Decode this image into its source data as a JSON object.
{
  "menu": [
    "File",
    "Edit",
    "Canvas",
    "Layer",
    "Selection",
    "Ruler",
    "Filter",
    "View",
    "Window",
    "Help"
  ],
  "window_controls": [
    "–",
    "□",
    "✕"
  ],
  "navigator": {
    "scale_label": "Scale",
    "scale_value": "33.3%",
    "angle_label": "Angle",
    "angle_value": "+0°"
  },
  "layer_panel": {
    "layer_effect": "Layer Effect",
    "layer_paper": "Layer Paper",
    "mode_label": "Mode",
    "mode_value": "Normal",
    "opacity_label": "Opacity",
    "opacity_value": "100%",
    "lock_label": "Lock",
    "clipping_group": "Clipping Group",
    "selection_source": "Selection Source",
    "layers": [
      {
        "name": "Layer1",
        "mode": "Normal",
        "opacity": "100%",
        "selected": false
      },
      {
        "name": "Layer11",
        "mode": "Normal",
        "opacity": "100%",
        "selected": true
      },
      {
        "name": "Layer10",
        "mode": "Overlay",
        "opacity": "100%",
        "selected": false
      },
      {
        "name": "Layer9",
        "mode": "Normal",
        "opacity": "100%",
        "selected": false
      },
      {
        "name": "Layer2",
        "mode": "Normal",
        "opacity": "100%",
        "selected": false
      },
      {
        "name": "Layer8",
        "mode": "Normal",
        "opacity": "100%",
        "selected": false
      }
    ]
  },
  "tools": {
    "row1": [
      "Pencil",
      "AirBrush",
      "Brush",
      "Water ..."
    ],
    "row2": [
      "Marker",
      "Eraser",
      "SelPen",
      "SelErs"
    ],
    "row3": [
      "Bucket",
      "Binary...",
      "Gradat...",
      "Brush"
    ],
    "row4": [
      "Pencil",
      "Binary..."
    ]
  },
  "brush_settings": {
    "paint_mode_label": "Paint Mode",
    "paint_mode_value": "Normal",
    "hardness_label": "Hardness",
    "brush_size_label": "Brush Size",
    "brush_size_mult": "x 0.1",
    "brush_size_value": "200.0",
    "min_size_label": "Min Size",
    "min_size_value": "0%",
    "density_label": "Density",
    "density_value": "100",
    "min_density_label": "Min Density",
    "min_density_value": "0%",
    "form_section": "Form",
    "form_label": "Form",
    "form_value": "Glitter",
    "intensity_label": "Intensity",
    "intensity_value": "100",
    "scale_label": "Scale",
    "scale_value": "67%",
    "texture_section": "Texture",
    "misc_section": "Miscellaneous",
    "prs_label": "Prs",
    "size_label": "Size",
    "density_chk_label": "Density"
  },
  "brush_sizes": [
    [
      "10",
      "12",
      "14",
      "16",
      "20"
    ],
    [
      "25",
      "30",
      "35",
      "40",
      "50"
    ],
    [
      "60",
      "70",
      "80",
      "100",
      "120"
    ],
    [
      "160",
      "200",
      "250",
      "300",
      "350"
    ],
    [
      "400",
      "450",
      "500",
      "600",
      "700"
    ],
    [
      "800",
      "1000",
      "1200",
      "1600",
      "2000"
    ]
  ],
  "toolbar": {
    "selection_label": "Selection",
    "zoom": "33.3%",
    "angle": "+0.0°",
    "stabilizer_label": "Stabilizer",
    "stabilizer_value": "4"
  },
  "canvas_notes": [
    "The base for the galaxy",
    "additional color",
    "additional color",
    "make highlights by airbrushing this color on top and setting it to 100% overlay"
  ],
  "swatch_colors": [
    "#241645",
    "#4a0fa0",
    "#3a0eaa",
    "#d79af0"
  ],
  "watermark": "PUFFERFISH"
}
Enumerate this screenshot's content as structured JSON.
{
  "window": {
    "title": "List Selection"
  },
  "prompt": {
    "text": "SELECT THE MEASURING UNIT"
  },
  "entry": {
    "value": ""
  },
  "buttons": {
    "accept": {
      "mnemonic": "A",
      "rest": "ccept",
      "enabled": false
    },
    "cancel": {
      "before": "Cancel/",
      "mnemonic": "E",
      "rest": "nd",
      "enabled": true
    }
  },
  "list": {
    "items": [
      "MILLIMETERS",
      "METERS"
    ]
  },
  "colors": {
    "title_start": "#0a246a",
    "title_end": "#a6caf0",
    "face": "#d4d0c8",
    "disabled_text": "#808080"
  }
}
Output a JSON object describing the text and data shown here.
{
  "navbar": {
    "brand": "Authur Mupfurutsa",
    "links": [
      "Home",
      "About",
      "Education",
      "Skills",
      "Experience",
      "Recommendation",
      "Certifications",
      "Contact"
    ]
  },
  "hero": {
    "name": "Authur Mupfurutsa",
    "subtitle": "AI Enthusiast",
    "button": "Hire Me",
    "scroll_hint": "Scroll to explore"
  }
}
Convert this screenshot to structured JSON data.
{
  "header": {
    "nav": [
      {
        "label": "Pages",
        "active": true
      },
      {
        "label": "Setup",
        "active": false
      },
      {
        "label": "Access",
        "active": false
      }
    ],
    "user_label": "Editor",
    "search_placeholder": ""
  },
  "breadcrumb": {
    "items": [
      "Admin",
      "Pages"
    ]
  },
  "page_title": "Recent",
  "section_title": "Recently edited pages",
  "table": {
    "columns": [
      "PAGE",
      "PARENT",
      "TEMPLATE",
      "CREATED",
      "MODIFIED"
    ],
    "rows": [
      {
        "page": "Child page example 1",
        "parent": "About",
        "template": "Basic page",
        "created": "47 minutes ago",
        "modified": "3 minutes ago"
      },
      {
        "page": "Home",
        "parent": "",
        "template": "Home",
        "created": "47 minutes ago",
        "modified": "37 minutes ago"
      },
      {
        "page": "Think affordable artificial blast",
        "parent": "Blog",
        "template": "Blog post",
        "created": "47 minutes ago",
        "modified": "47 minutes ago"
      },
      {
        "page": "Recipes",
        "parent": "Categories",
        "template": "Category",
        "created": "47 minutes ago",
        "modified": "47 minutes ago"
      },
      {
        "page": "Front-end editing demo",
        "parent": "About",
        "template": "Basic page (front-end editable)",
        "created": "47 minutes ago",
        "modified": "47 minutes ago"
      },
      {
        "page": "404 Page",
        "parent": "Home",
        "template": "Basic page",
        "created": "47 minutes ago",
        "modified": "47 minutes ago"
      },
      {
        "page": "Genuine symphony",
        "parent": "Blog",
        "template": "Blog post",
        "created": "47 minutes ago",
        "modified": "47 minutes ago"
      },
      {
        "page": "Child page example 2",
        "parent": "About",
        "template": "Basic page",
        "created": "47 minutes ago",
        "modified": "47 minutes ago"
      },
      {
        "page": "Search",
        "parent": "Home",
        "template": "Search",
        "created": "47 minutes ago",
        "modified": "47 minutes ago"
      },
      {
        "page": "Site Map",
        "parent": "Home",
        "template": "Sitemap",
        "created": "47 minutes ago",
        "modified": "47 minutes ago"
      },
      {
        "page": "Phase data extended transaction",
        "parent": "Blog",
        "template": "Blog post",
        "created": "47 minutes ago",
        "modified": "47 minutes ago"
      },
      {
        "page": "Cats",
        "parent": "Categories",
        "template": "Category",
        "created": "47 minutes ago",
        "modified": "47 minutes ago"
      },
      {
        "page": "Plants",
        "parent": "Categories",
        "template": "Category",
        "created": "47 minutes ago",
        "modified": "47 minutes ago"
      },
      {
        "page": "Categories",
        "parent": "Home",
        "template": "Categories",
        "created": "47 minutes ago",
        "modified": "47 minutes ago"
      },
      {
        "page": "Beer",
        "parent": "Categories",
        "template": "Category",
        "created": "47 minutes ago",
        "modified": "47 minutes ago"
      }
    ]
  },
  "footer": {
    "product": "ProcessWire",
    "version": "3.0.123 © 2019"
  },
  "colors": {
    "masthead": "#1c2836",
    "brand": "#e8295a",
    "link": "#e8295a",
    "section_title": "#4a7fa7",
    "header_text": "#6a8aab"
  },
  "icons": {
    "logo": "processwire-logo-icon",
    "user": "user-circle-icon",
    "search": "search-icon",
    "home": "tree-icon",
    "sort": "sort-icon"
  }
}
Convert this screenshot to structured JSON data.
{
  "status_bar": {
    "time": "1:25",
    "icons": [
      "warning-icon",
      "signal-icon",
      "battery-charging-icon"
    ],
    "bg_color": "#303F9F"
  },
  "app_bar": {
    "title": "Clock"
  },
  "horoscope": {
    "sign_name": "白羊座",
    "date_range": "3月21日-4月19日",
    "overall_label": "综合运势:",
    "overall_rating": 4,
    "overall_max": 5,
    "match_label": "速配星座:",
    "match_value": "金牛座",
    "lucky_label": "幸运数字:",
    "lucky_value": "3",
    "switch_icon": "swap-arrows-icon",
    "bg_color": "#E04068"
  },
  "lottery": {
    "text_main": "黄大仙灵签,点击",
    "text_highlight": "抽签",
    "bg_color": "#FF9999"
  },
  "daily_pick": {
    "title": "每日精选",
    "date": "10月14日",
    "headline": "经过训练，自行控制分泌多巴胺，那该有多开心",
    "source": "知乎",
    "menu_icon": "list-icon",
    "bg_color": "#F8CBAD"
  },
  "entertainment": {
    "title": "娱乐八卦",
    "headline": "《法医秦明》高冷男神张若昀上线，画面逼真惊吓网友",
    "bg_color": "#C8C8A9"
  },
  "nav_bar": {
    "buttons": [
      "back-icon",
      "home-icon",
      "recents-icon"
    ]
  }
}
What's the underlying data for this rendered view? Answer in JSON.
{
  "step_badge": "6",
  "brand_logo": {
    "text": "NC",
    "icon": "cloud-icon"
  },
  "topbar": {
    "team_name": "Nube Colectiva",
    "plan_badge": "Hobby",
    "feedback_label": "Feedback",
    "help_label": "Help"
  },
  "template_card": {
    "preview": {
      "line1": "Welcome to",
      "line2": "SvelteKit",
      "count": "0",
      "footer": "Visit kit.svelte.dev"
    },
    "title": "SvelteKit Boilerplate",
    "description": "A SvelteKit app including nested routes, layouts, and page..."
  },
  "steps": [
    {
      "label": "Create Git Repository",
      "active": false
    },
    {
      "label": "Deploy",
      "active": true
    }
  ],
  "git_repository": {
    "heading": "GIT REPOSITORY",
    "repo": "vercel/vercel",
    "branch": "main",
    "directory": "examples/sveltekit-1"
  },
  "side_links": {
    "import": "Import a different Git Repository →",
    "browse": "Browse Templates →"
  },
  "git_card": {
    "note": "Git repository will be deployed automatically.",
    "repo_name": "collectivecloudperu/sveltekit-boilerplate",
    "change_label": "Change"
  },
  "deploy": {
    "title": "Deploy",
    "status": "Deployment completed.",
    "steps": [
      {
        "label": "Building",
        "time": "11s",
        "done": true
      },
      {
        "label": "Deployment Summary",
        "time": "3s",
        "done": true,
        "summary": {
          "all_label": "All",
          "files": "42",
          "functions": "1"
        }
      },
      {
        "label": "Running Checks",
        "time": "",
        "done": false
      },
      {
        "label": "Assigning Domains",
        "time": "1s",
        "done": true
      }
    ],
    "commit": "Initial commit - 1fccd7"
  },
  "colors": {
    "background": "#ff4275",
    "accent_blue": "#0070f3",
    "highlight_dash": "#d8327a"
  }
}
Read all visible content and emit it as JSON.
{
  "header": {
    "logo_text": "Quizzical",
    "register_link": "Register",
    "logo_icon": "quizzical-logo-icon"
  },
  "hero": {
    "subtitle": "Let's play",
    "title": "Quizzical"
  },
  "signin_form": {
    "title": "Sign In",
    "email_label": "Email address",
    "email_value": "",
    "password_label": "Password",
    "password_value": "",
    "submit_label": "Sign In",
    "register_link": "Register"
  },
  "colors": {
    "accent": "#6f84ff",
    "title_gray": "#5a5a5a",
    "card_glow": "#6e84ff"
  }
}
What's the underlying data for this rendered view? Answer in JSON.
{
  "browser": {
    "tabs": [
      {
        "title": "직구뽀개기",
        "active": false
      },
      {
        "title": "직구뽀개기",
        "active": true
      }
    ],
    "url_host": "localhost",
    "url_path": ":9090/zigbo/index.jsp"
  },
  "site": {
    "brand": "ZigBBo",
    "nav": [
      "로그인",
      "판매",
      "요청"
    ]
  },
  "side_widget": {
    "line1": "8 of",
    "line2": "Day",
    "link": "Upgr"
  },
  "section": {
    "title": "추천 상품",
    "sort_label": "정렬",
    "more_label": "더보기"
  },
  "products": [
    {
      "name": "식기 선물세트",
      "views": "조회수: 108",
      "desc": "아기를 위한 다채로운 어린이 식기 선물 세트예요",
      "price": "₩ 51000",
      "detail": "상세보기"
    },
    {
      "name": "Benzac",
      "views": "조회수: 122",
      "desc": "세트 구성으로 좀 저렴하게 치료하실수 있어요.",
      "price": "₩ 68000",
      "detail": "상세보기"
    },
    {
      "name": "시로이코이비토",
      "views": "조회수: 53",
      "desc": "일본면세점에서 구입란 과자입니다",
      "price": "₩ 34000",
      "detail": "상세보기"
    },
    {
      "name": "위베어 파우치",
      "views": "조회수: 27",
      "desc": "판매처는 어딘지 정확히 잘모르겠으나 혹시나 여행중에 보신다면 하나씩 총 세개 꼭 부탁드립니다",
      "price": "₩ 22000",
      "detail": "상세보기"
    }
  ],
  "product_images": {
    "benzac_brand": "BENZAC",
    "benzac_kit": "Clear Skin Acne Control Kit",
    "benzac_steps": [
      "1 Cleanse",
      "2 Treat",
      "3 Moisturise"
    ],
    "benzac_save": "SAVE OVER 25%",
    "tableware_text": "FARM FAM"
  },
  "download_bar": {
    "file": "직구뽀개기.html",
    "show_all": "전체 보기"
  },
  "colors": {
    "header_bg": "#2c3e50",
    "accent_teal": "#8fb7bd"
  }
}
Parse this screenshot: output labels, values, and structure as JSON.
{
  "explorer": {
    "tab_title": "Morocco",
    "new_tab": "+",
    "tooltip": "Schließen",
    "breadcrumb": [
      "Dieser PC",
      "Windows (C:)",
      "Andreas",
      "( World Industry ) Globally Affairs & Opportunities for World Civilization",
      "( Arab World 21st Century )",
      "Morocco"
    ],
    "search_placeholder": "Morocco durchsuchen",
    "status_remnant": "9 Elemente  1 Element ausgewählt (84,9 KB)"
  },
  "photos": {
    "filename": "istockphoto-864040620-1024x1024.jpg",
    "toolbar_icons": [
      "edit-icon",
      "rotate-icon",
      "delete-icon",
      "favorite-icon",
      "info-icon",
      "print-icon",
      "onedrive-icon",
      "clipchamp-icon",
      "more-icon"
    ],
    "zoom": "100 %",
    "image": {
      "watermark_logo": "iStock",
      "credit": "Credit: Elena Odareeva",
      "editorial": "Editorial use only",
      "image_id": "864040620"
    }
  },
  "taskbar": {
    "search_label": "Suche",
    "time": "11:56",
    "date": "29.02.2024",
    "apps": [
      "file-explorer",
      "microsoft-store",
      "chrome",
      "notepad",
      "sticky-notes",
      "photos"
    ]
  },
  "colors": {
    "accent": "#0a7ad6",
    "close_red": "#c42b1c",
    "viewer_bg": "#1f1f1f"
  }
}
◆ ◆ ◆ ◆
### The problem
Of the lines above, how many hold the string "this"? Answer with only the number.

### Output of the task
8